→ THE EXERCISE
Please return each line of the data below that contains the string "label".

[Layout dataset entries]
□ □ □

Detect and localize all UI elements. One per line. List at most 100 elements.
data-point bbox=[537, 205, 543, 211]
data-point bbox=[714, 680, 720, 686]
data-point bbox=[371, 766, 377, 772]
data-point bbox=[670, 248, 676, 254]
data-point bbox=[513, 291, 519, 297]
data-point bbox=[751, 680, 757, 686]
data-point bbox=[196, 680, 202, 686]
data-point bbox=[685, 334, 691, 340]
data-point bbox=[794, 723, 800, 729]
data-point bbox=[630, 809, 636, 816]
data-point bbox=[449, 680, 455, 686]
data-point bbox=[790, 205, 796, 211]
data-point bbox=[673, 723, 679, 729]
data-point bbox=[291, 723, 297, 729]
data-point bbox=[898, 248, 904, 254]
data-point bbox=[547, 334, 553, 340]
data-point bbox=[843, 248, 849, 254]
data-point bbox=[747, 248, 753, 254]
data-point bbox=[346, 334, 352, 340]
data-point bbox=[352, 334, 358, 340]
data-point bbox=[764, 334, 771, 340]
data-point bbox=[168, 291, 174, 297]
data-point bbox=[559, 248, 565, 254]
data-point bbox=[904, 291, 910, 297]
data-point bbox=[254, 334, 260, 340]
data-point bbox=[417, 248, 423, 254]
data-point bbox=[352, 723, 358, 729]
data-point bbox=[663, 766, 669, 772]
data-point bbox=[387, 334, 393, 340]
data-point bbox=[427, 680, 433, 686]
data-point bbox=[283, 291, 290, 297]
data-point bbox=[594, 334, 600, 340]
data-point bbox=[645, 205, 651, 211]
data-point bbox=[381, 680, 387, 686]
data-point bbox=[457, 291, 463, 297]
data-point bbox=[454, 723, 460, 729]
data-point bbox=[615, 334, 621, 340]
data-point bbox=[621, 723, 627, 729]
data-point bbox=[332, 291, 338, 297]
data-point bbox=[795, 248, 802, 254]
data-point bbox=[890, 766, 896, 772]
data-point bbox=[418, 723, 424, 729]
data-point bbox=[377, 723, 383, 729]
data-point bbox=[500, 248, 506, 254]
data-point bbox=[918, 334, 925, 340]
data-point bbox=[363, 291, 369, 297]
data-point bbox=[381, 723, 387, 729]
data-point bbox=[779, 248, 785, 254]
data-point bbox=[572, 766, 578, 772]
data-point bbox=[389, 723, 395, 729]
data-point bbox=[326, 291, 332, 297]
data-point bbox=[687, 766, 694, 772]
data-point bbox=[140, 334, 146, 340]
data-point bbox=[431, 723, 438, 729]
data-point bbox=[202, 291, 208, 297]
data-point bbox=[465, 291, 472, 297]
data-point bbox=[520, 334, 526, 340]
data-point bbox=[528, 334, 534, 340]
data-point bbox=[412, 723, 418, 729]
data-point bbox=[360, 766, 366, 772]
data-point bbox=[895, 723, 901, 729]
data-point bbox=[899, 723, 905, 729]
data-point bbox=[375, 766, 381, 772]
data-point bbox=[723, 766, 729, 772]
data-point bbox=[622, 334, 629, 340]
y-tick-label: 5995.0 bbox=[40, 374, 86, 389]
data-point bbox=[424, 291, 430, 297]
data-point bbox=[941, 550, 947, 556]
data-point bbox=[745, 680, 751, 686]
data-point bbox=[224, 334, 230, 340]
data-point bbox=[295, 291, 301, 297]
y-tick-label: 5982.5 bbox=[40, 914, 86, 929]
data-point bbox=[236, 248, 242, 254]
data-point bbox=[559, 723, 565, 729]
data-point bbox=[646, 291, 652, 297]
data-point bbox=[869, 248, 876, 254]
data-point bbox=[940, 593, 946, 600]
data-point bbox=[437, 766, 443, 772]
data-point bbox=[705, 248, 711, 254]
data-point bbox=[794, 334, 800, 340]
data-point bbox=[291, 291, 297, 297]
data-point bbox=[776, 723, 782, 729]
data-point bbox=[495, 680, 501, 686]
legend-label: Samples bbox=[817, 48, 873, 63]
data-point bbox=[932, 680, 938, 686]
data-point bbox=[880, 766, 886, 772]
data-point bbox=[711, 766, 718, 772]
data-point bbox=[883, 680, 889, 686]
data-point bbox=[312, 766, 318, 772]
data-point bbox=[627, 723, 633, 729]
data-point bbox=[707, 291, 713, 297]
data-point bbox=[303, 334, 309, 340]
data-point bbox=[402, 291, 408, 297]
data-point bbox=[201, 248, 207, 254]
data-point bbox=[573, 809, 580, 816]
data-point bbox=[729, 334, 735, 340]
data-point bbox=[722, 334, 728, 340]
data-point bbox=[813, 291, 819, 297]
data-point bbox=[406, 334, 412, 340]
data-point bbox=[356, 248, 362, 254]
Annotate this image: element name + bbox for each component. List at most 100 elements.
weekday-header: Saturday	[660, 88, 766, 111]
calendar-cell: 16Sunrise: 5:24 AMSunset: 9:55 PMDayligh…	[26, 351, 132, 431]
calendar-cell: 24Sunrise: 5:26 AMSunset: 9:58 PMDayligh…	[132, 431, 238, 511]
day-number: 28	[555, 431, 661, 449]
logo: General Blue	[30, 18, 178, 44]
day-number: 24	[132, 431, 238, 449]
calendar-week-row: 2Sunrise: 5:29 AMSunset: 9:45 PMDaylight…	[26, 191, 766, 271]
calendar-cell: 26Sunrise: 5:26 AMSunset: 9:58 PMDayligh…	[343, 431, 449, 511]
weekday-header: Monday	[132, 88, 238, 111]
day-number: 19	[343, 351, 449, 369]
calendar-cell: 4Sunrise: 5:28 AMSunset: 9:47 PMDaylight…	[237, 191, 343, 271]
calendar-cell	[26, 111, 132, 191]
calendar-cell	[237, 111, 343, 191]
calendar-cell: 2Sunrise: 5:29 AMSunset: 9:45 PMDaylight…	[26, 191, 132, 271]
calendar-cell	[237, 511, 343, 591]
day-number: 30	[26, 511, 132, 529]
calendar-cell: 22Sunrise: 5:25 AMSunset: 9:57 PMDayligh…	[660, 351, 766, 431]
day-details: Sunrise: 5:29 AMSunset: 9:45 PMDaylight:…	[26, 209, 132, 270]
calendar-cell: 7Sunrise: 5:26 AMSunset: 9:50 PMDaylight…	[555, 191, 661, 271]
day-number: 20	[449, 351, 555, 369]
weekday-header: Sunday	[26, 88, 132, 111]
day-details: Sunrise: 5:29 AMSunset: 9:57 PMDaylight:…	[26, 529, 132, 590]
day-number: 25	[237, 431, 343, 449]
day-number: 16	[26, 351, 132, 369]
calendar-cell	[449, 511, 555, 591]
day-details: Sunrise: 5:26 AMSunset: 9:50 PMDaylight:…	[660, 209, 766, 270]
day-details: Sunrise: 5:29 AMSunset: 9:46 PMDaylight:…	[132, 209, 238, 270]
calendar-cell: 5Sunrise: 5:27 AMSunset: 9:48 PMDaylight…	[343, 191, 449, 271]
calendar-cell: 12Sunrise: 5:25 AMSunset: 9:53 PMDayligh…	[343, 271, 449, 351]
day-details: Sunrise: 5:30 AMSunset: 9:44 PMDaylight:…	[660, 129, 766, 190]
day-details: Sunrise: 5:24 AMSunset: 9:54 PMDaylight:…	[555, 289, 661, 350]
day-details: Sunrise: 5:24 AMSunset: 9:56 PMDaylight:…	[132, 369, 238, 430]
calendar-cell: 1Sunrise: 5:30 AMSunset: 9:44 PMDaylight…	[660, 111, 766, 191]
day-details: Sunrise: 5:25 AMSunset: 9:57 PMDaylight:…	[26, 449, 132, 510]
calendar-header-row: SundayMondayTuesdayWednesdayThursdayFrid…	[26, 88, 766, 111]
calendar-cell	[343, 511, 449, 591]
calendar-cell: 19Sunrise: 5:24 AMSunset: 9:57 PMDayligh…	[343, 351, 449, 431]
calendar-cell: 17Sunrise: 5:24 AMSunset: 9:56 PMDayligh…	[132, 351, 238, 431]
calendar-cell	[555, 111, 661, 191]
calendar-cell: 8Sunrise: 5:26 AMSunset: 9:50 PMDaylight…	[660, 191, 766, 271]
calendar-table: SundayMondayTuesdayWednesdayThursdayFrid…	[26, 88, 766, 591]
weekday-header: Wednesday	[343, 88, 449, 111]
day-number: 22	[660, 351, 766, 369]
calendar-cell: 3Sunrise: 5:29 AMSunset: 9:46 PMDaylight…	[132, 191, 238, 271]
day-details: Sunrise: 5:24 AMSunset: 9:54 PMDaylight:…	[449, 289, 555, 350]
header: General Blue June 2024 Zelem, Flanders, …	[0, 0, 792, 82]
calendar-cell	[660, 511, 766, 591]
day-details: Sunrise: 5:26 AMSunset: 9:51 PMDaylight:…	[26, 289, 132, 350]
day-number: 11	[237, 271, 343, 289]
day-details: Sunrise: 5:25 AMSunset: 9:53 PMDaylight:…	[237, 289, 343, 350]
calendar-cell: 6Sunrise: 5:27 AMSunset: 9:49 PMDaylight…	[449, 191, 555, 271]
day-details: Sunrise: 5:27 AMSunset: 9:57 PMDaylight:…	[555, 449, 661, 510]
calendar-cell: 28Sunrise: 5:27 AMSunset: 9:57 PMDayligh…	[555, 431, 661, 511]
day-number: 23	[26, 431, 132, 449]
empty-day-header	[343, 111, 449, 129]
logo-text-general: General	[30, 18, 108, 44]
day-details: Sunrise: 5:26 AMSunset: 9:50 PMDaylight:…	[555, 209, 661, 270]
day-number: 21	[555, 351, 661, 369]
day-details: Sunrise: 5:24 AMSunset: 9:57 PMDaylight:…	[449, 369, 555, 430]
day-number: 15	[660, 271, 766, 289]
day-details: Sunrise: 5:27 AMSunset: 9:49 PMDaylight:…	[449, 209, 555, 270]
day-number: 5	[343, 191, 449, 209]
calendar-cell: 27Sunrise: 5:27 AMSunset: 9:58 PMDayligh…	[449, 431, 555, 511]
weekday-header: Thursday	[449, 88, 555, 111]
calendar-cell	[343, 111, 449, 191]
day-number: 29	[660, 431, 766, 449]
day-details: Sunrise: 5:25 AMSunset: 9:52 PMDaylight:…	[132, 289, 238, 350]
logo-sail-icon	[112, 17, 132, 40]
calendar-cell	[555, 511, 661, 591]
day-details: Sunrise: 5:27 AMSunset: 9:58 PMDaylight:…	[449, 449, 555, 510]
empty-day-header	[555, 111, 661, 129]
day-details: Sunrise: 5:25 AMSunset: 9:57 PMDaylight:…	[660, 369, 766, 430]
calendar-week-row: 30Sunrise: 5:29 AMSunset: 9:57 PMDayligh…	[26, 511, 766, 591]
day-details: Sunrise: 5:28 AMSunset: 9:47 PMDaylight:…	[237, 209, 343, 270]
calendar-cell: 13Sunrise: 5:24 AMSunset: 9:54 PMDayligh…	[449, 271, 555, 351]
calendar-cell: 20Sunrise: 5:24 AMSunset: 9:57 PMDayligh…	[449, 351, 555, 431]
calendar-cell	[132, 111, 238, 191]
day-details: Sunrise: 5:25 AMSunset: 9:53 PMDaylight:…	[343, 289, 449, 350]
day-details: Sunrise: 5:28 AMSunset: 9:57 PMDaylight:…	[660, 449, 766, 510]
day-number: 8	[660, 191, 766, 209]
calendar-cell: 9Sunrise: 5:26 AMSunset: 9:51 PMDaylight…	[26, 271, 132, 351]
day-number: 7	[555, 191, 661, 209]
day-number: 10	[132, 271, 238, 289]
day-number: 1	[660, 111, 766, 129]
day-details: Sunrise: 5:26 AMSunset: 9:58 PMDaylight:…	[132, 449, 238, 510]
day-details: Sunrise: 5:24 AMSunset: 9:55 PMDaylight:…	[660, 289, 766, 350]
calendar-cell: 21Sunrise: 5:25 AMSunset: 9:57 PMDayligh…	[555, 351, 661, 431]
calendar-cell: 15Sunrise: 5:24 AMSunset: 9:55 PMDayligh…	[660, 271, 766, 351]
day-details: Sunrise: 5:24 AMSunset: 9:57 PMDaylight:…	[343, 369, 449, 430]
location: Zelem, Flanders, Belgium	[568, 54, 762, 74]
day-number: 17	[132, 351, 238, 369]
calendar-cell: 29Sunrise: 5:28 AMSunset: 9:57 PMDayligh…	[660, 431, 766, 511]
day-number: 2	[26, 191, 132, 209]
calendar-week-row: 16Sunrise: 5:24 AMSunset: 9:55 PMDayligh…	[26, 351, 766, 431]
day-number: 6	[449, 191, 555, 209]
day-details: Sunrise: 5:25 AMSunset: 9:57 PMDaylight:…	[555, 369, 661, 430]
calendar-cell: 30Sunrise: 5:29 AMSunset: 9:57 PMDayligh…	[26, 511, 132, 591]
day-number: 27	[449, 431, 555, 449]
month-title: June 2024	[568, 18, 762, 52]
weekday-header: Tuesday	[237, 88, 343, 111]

□ □ □

→ FULL SOLUTION
y-tick-label: 5995.0 bbox=[40, 374, 86, 389]
y-tick-label: 5982.5 bbox=[40, 914, 86, 929]
legend-label: Samples bbox=[817, 48, 873, 63]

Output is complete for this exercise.